▶ [Provided entries]
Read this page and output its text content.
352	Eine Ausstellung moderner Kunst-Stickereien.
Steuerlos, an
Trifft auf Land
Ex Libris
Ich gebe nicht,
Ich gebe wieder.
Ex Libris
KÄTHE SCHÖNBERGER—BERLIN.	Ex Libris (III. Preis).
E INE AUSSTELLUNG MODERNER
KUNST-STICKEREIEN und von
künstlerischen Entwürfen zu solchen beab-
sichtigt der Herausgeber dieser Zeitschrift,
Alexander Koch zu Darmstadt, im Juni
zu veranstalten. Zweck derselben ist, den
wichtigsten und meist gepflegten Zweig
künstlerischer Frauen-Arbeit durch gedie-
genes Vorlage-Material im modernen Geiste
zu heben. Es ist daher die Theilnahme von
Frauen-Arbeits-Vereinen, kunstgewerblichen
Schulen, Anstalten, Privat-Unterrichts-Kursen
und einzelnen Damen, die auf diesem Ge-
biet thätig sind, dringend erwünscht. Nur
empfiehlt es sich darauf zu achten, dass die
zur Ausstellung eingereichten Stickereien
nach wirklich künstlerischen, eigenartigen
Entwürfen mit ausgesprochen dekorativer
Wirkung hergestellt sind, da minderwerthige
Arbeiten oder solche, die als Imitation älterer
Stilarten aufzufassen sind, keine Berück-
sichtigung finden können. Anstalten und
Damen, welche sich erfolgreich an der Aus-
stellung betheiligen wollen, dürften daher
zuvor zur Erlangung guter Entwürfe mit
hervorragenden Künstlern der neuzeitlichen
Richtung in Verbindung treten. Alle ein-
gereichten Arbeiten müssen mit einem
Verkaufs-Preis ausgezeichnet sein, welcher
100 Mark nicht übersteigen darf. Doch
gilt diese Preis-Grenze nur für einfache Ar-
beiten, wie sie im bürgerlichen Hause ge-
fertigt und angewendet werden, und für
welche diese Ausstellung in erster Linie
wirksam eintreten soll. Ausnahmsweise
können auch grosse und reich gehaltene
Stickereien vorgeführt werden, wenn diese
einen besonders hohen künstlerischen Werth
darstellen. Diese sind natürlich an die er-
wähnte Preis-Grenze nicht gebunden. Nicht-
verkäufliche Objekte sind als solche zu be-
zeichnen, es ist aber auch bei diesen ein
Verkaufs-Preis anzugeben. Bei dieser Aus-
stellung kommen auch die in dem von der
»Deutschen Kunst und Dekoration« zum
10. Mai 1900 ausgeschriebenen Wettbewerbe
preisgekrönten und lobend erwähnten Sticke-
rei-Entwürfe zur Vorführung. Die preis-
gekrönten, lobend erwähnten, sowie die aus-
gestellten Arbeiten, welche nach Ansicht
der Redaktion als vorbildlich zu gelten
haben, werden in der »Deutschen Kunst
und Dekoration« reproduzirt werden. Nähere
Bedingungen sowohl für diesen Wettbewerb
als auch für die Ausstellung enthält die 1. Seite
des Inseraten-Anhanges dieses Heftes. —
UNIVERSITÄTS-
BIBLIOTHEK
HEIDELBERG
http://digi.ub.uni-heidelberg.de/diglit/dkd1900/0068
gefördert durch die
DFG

▶ [Exercise directions] Return the whole listing, keeping each word as it stands.

▶ [Exercise answer]
Read this page and output its text content.
352	Eine Ausstellung moderner Kunst-Stickereien.
Steuerlos, an
Trifft auf Land
Ex Libris
Ich gebe nicht,
Ich gebe wieder.
Ex Libris
KÄTHE SCHÖNBERGER—BERLIN.	Ex Libris (III. Preis).
E INE AUSSTELLUNG MODERNER
KUNST-STICKEREIEN und von
künstlerischen Entwürfen zu solchen beab-
sichtigt der Herausgeber dieser Zeitschrift,
Alexander Koch zu Darmstadt, im Juni
zu veranstalten. Zweck derselben ist, den
wichtigsten und meist gepflegten Zweig
künstlerischer Frauen-Arbeit durch gedie-
genes Vorlage-Material im modernen Geiste
zu heben. Es ist daher die Theilnahme von
Frauen-Arbeits-Vereinen, kunstgewerblichen
Schulen, Anstalten, Privat-Unterrichts-Kursen
und einzelnen Damen, die auf diesem Ge-
biet thätig sind, dringend erwünscht. Nur
empfiehlt es sich darauf zu achten, dass die
zur Ausstellung eingereichten Stickereien
nach wirklich künstlerischen, eigenartigen
Entwürfen mit ausgesprochen dekorativer
Wirkung hergestellt sind, da minderwerthige
Arbeiten oder solche, die als Imitation älterer
Stilarten aufzufassen sind, keine Berück-
sichtigung finden können. Anstalten und
Damen, welche sich erfolgreich an der Aus-
stellung betheiligen wollen, dürften daher
zuvor zur Erlangung guter Entwürfe mit
hervorragenden Künstlern der neuzeitlichen
Richtung in Verbindung treten. Alle ein-
gereichten Arbeiten müssen mit einem
Verkaufs-Preis ausgezeichnet sein, welcher
100 Mark nicht übersteigen darf. Doch
gilt diese Preis-Grenze nur für einfache Ar-
beiten, wie sie im bürgerlichen Hause ge-
fertigt und angewendet werden, und für
welche diese Ausstellung in erster Linie
wirksam eintreten soll. Ausnahmsweise
können auch grosse und reich gehaltene
Stickereien vorgeführt werden, wenn diese
einen besonders hohen künstlerischen Werth
darstellen. Diese sind natürlich an die er-
wähnte Preis-Grenze nicht gebunden. Nicht-
verkäufliche Objekte sind als solche zu be-
zeichnen, es ist aber auch bei diesen ein
Verkaufs-Preis anzugeben. Bei dieser Aus-
stellung kommen auch die in dem von der
»Deutschen Kunst und Dekoration« zum
10. Mai 1900 ausgeschriebenen Wettbewerbe
preisgekrönten und lobend erwähnten Sticke-
rei-Entwürfe zur Vorführung. Die preis-
gekrönten, lobend erwähnten, sowie die aus-
gestellten Arbeiten, welche nach Ansicht
der Redaktion als vorbildlich zu gelten
haben, werden in der »Deutschen Kunst
und Dekoration« reproduzirt werden. Nähere
Bedingungen sowohl für diesen Wettbewerb
als auch für die Ausstellung enthält die 1. Seite
des Inseraten-Anhanges dieses Heftes. —
UNIVERSITÄTS-
BIBLIOTHEK
HEIDELBERG
http://digi.ub.uni-heidelberg.de/diglit/dkd1900/0068
gefördert durch die
DFG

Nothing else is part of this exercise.